• _Challenge_
How many lines in the entries below include the string "Large"? Answer with the number only.
────────────────
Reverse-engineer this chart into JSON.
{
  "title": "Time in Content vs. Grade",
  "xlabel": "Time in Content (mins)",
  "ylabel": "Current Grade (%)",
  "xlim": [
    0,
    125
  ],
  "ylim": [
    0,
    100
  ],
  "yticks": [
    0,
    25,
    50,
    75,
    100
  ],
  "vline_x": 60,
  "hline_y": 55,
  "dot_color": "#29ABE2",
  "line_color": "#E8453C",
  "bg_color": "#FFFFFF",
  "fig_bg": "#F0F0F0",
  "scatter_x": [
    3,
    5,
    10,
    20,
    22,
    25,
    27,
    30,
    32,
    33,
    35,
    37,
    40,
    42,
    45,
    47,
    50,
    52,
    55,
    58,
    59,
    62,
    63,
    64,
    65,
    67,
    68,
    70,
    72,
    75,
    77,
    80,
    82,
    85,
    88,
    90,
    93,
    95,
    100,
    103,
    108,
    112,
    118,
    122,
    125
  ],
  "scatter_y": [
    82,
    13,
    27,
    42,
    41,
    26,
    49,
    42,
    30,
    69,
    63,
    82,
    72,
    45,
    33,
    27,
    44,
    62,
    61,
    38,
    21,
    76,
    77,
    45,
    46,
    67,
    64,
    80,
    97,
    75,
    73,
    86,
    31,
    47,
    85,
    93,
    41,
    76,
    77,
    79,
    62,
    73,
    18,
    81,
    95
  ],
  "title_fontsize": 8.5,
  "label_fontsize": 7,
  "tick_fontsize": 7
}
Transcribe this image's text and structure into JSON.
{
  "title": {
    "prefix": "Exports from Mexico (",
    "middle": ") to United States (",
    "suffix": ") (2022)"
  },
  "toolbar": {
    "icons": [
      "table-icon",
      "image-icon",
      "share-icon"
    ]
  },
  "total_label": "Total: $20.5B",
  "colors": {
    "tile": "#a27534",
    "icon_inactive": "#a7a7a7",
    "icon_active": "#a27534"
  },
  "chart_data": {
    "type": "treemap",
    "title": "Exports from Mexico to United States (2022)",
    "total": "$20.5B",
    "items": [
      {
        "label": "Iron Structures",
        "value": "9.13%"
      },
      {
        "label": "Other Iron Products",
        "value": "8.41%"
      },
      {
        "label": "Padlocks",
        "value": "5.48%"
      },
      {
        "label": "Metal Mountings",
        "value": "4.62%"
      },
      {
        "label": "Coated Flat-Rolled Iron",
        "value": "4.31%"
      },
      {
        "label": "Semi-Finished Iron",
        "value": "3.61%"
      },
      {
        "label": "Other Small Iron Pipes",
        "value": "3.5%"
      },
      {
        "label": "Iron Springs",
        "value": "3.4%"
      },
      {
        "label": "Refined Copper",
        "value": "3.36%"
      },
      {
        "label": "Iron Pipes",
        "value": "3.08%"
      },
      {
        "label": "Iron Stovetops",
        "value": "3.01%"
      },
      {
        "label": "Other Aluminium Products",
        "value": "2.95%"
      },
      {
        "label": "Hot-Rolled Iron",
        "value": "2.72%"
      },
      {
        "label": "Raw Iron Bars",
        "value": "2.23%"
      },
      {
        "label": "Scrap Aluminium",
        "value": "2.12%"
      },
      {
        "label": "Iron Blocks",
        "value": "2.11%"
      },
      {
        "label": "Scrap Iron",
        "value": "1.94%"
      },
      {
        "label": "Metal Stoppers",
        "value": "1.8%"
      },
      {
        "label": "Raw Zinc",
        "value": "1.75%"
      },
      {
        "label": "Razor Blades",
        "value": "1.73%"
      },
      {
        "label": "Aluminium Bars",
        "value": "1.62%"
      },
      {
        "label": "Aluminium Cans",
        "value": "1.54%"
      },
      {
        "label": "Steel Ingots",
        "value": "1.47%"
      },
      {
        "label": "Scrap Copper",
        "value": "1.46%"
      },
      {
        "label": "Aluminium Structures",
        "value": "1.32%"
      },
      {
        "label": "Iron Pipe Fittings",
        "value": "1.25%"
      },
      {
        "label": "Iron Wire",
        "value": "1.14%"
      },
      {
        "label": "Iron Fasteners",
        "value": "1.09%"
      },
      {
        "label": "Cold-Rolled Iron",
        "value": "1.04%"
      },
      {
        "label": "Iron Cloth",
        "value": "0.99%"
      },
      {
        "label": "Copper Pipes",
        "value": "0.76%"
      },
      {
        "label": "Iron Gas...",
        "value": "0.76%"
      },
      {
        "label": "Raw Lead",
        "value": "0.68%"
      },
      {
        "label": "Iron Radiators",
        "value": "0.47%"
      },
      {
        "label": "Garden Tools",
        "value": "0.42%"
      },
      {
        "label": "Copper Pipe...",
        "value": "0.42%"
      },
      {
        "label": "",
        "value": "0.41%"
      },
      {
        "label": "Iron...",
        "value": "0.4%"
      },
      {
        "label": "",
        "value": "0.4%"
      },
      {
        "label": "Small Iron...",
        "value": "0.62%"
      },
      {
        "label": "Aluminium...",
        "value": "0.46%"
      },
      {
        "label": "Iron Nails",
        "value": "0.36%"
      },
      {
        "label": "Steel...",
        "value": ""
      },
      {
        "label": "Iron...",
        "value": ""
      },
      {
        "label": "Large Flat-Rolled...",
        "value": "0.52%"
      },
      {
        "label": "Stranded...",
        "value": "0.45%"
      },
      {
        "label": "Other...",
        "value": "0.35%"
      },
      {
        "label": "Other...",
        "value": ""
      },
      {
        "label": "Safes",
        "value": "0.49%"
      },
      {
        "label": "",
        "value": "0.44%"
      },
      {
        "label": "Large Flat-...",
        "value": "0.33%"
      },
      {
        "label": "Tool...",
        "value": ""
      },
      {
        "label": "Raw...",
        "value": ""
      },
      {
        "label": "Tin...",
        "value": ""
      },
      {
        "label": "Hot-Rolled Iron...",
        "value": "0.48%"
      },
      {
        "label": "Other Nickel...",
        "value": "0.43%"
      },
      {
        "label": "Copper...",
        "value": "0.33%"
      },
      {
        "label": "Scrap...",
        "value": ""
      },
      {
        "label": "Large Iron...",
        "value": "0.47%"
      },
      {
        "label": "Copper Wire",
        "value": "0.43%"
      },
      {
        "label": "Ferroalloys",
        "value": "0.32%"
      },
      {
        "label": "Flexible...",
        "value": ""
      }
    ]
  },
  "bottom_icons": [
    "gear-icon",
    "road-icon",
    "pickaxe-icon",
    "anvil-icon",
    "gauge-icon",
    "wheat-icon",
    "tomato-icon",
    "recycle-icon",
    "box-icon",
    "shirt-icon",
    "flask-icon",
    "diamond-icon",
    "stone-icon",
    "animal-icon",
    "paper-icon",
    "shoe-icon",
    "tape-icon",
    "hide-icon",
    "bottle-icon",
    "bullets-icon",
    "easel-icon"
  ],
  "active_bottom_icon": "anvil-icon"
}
────────────────
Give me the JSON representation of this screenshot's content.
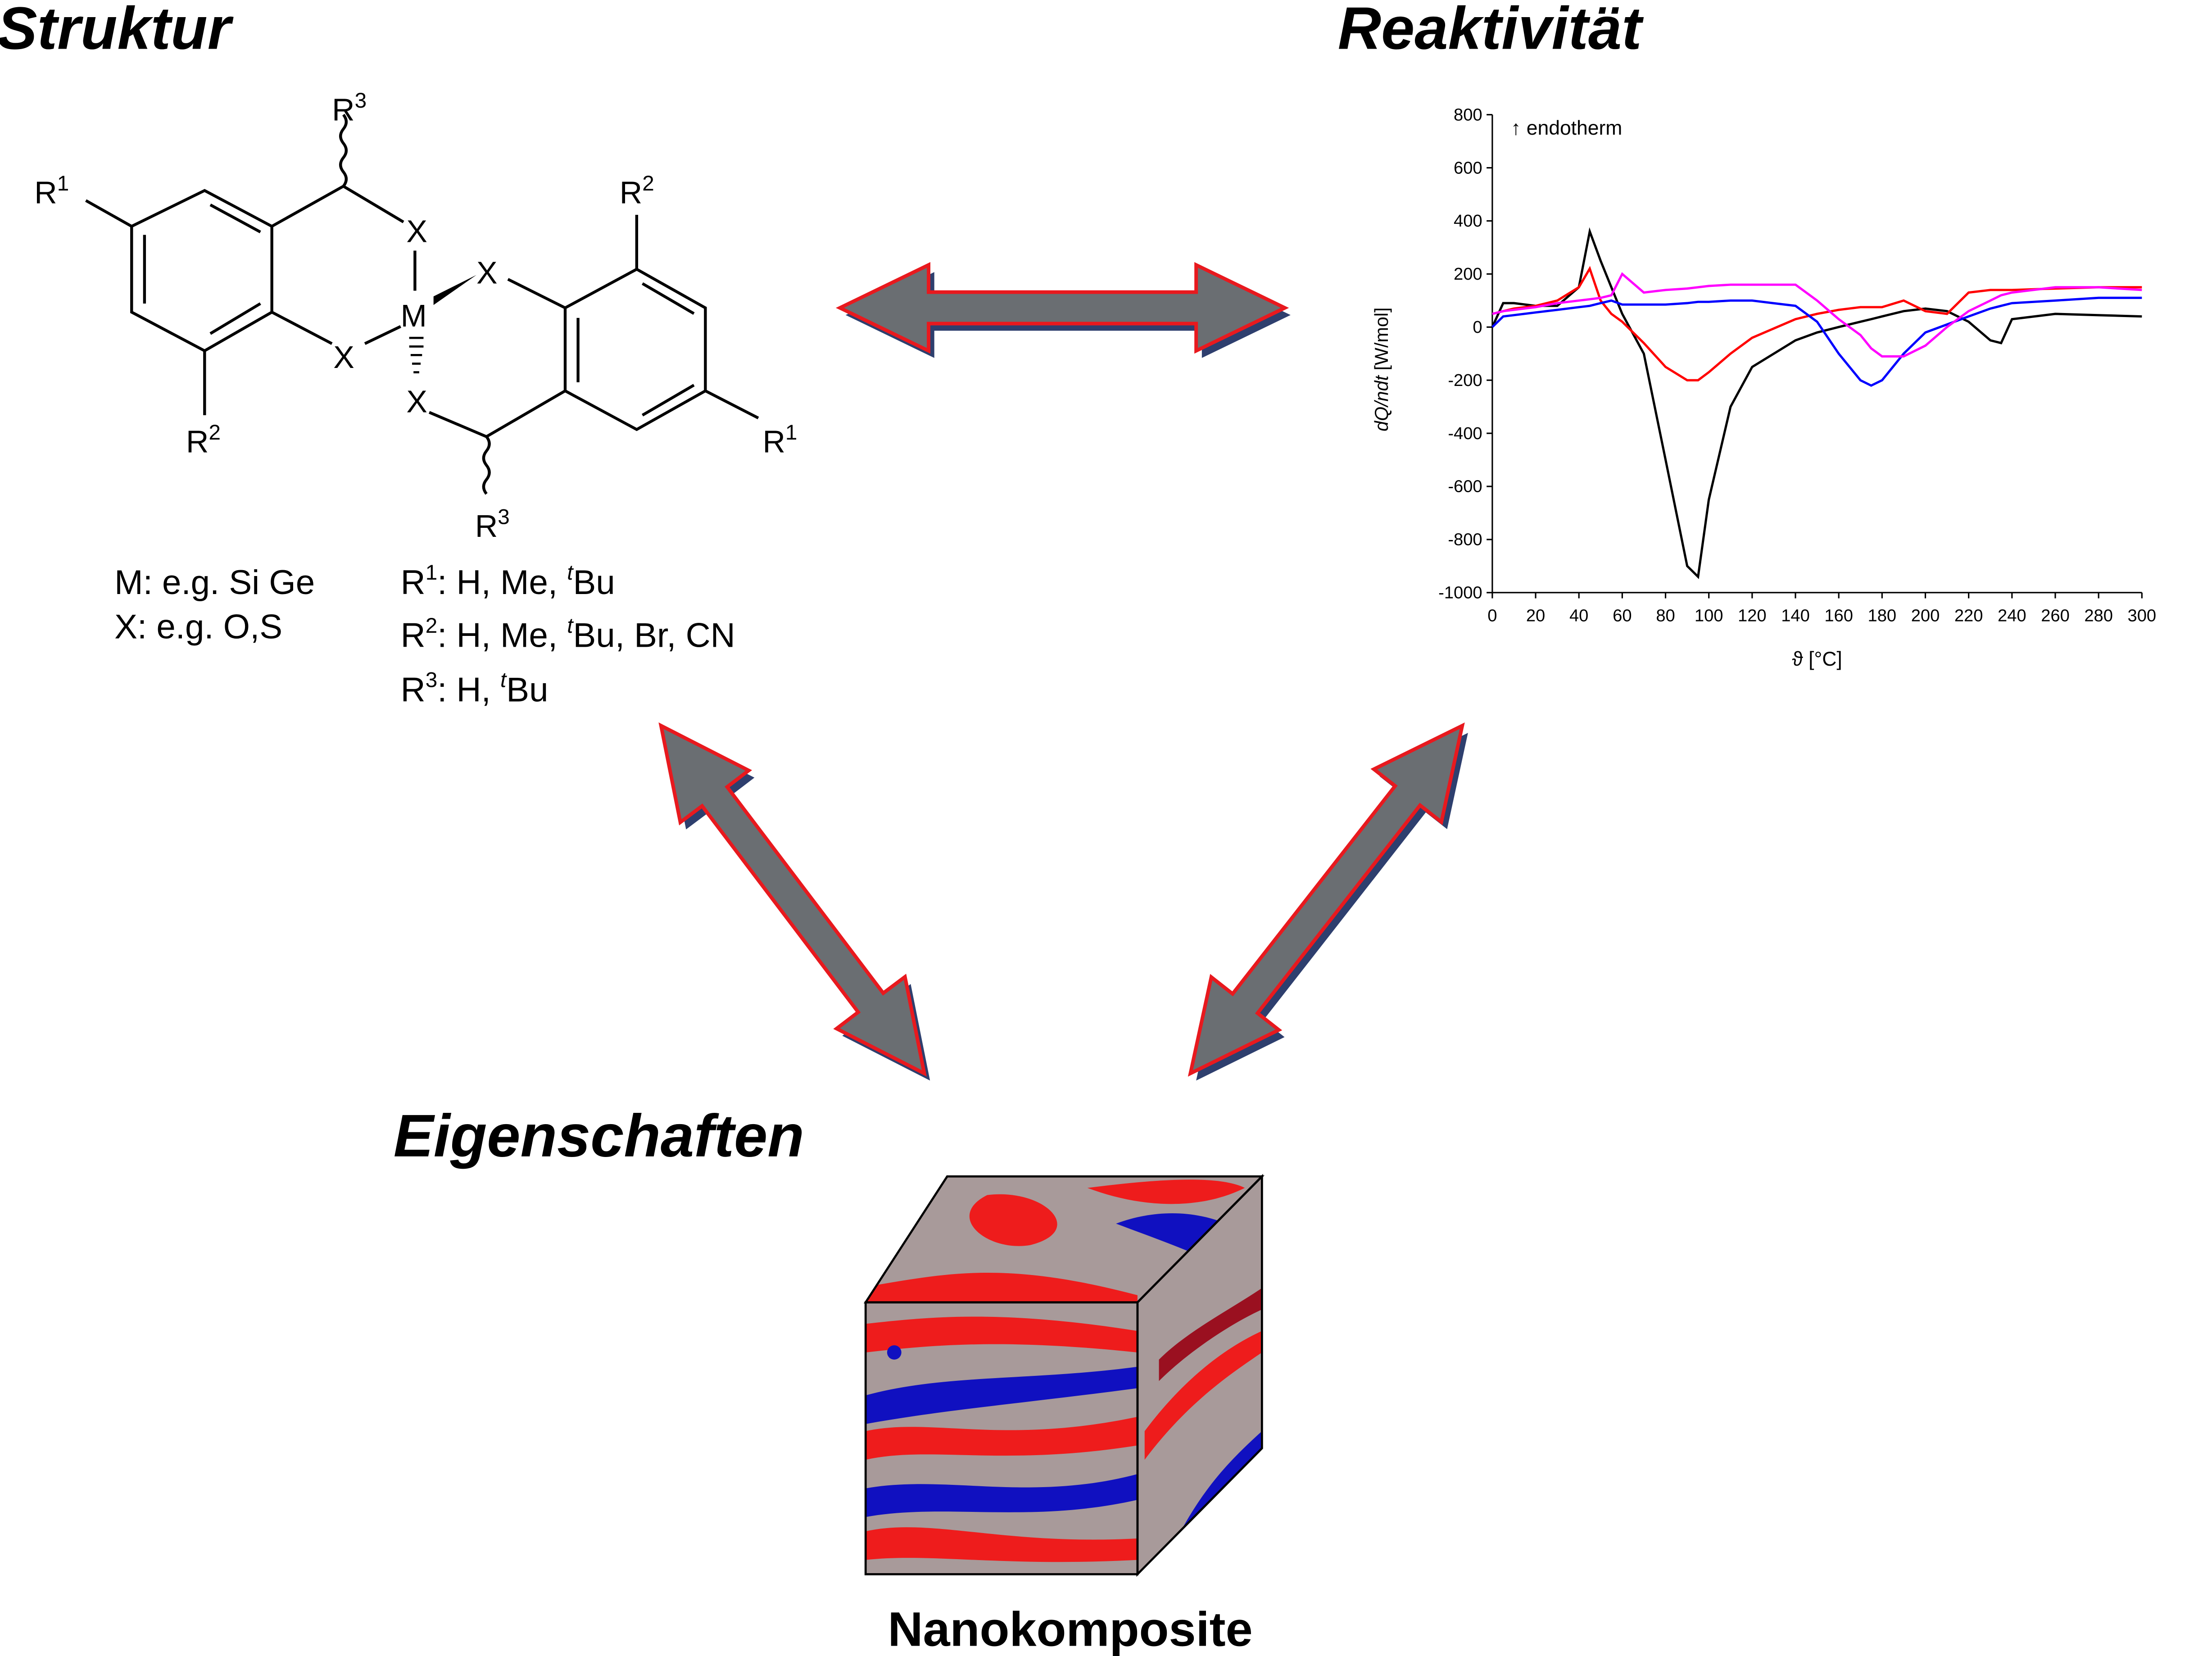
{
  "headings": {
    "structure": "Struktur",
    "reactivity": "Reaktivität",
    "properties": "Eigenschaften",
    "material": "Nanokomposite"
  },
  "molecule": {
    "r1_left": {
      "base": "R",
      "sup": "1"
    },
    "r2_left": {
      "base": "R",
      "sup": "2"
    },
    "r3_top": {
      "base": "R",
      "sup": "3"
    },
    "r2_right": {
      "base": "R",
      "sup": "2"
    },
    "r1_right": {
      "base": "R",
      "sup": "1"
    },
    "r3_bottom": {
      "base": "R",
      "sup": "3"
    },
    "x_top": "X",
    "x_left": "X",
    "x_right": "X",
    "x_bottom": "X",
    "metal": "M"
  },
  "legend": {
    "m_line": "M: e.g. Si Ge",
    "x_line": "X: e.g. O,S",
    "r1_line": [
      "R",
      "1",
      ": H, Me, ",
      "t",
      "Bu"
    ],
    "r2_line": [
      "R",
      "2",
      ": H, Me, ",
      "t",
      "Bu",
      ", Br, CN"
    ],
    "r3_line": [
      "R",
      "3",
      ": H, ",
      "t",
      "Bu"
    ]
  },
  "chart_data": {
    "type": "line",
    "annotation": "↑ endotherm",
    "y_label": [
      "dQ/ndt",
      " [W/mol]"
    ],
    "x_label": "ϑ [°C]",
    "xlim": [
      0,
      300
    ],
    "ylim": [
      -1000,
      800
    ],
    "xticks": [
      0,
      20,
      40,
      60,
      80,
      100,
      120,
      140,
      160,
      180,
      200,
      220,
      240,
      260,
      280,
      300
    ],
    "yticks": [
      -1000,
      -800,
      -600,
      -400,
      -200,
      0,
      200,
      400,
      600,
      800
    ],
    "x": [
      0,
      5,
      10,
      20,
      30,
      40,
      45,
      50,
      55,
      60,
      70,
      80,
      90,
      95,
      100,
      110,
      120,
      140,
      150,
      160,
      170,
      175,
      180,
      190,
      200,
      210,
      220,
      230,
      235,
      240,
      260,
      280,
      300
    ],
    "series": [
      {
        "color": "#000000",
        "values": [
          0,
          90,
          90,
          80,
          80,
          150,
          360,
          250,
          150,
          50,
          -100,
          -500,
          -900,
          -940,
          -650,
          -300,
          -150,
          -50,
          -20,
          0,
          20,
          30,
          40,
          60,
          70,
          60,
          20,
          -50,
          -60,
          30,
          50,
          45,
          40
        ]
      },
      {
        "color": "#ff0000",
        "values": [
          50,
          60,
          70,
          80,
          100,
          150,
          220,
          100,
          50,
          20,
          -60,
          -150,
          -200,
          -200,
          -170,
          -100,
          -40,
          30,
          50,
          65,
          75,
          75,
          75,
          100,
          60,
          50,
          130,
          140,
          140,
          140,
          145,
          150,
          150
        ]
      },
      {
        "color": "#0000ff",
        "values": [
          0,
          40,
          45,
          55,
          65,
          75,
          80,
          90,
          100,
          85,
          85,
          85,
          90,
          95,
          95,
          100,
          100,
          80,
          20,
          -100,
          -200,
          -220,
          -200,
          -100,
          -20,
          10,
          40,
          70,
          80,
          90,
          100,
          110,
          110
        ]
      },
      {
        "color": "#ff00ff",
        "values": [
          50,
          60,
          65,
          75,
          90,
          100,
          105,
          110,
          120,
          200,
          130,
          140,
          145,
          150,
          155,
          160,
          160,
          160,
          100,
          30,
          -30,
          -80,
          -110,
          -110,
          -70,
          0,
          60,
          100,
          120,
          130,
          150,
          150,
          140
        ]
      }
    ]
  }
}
────────────────
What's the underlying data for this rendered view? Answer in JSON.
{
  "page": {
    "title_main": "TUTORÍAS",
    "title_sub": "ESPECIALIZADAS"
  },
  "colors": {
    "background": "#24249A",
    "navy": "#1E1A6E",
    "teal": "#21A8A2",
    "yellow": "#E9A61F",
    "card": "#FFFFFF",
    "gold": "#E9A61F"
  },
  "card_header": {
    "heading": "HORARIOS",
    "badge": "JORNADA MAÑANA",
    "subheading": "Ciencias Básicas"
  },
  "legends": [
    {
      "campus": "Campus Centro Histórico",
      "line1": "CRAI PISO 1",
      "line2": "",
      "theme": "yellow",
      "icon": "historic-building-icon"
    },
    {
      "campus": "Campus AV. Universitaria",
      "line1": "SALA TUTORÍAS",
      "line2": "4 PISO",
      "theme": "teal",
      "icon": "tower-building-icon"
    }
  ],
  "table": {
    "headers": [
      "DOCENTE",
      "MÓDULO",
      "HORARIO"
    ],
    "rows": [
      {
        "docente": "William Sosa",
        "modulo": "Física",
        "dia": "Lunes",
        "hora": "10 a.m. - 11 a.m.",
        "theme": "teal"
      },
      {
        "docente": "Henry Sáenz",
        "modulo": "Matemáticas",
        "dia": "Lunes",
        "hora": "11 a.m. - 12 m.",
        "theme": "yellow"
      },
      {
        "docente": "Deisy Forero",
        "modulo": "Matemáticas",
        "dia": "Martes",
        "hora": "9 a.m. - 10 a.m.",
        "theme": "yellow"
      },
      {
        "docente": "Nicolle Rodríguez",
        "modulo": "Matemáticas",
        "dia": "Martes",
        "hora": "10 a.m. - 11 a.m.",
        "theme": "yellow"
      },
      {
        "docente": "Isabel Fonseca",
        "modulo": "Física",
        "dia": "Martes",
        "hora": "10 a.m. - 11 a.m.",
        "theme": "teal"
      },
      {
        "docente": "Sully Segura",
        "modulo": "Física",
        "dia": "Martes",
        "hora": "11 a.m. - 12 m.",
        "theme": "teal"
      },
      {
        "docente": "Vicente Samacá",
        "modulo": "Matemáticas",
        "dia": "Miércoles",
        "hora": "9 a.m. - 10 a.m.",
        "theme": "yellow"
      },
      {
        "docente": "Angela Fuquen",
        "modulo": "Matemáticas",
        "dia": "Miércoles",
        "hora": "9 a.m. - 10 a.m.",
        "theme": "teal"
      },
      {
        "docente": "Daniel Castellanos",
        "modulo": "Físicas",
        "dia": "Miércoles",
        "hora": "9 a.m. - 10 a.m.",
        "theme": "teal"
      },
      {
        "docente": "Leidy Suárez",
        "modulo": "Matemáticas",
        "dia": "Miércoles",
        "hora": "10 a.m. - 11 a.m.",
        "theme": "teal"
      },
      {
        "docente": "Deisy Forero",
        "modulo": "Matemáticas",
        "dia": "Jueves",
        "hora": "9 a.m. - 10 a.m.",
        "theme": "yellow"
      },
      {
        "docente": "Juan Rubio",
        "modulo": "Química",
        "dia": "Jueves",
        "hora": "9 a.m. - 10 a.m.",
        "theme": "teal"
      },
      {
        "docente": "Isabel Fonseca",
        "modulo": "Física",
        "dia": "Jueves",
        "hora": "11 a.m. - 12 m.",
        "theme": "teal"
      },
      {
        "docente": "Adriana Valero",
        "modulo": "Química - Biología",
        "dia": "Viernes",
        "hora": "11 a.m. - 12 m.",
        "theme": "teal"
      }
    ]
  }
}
────────────────
• _Result of the exercise_
3